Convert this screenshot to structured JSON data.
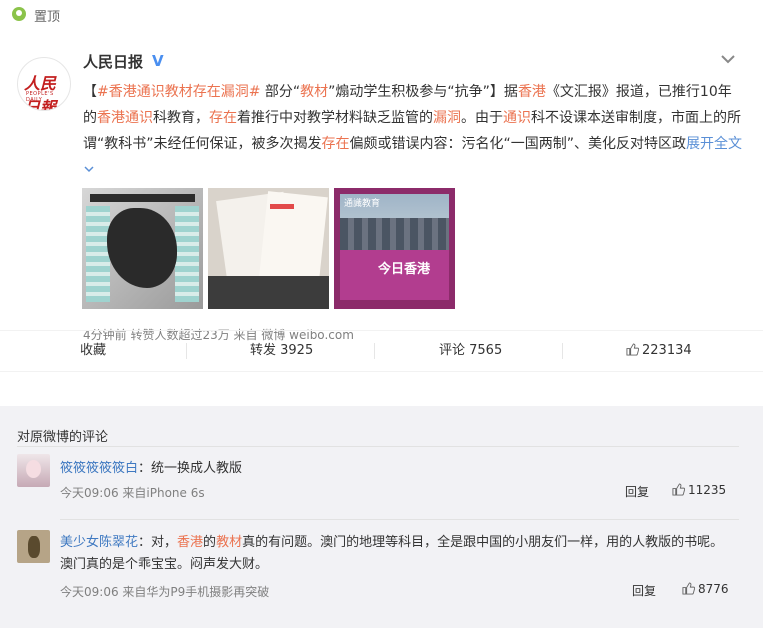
{
  "pin": {
    "label": "置顶"
  },
  "post": {
    "author": "人民日报",
    "avatar_brand": "人民日報",
    "avatar_brand_en": "PEOPLE'S DAILY",
    "verified_glyph": "V",
    "text": {
      "bracket_open": "【",
      "topic": "#香港通识教材存在漏洞#",
      "p1": " 部分“",
      "w_jiaocai": "教材",
      "p2": "”煽动学生积极参与“抗争”】据",
      "w_hk": "香港",
      "p3": "《文汇报》报道，已推行10年的",
      "w_hktongshi": "香港通识",
      "p4": "科教育，",
      "w_cunzai1": "存在",
      "p5": "着推行中对教学材料缺乏监管的",
      "w_loudong": "漏洞",
      "p6": "。由于",
      "w_tongshi": "通识",
      "p7": "科不设课本送审制度，市面上的所谓“教科书”未经任何保证，被多次揭发",
      "w_cunzai2": "存在",
      "p8": "偏颇或错误内容：污名化“一国两制”、美化反对特区政",
      "expand": "展开全文"
    },
    "thumb3_logo": "通識教育",
    "thumb3_title": "今日香港",
    "meta": "4分钟前 转赞人数超过23万  来自 微博 weibo.com"
  },
  "actions": {
    "collect": "收藏",
    "repost": "转发 3925",
    "comment": "评论 7565",
    "like": "223134"
  },
  "comments": {
    "title": "对原微博的评论",
    "items": [
      {
        "name": "筱筱筱筱筱白",
        "text": "：统一换成人教版",
        "time": "今天09:06 来自iPhone 6s",
        "reply": "回复",
        "likes": "11235"
      },
      {
        "name": "美少女陈翠花",
        "text_a": "：对，",
        "hl1": "香港",
        "text_b": "的",
        "hl2": "教材",
        "text_c": "真的有问题。澳门的地理等科目，全是跟中国的小朋友们一样，用的人教版的书呢。",
        "text_line2": "澳门真的是个乖宝宝。闷声发大财。",
        "time": "今天09:06 来自华为P9手机摄影再突破",
        "reply": "回复",
        "likes": "8776"
      }
    ]
  },
  "colors": {
    "highlight": "#eb7350",
    "link_blue": "#3f79c1",
    "expand_blue": "#5a8fd6",
    "comment_bg": "#f2f2f5"
  }
}
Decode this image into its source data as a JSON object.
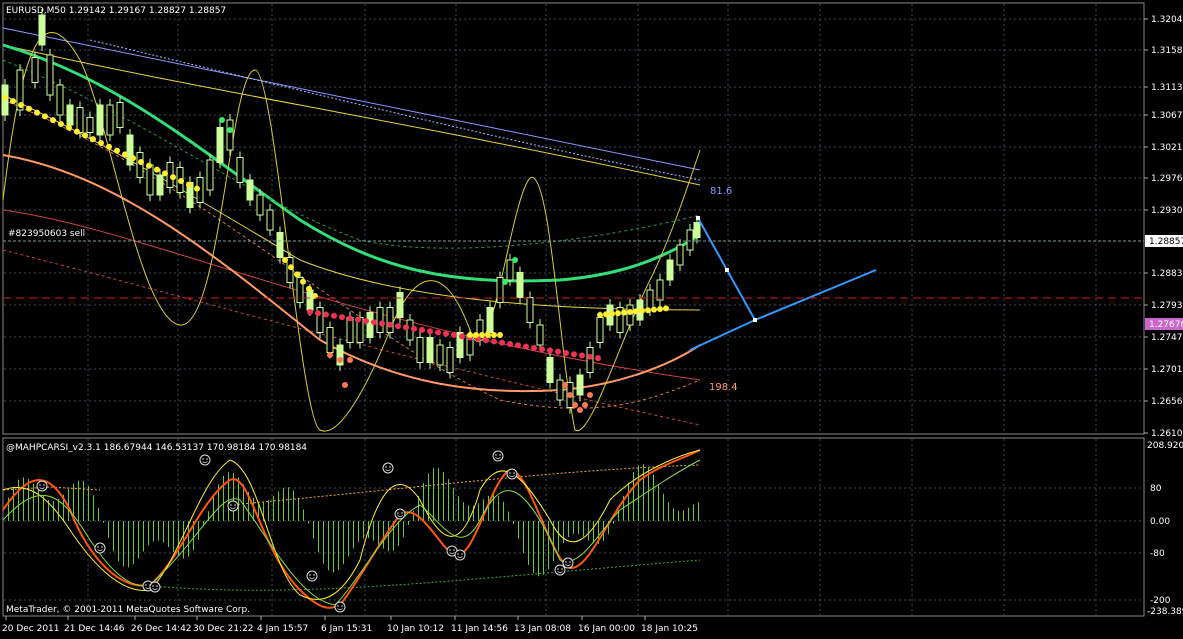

What the task requires: Repeat the material verbatim. Do not carry over any picture.

Task response:
Convert this screenshot to structured JSON data.
{
  "pin": {
    "label": "置顶"
  },
  "post": {
    "author": "人民日报",
    "avatar_brand": "人民日報",
    "avatar_brand_en": "PEOPLE'S DAILY",
    "verified_glyph": "V",
    "text": {
      "bracket_open": "【",
      "topic": "#香港通识教材存在漏洞#",
      "p1": " 部分“",
      "w_jiaocai": "教材",
      "p2": "”煽动学生积极参与“抗争”】据",
      "w_hk": "香港",
      "p3": "《文汇报》报道，已推行10年的",
      "w_hktongshi": "香港通识",
      "p4": "科教育，",
      "w_cunzai1": "存在",
      "p5": "着推行中对教学材料缺乏监管的",
      "w_loudong": "漏洞",
      "p6": "。由于",
      "w_tongshi": "通识",
      "p7": "科不设课本送审制度，市面上的所谓“教科书”未经任何保证，被多次揭发",
      "w_cunzai2": "存在",
      "p8": "偏颇或错误内容：污名化“一国两制”、美化反对特区政",
      "expand": "展开全文"
    },
    "thumb3_logo": "通識教育",
    "thumb3_title": "今日香港",
    "meta": "4分钟前 转赞人数超过23万  来自 微博 weibo.com"
  },
  "actions": {
    "collect": "收藏",
    "repost": "转发 3925",
    "comment": "评论 7565",
    "like": "223134"
  },
  "comments": {
    "title": "对原微博的评论",
    "items": [
      {
        "name": "筱筱筱筱筱白",
        "text": "：统一换成人教版",
        "time": "今天09:06 来自iPhone 6s",
        "reply": "回复",
        "likes": "11235"
      },
      {
        "name": "美少女陈翠花",
        "text_a": "：对，",
        "hl1": "香港",
        "text_b": "的",
        "hl2": "教材",
        "text_c": "真的有问题。澳门的地理等科目，全是跟中国的小朋友们一样，用的人教版的书呢。",
        "text_line2": "澳门真的是个乖宝宝。闷声发大财。",
        "time": "今天09:06 来自华为P9手机摄影再突破",
        "reply": "回复",
        "likes": "8776"
      }
    ]
  },
  "colors": {
    "highlight": "#eb7350",
    "link_blue": "#3f79c1",
    "expand_blue": "#5a8fd6",
    "comment_bg": "#f2f2f5"
  }
}
Decode this image into its source data as a JSON object.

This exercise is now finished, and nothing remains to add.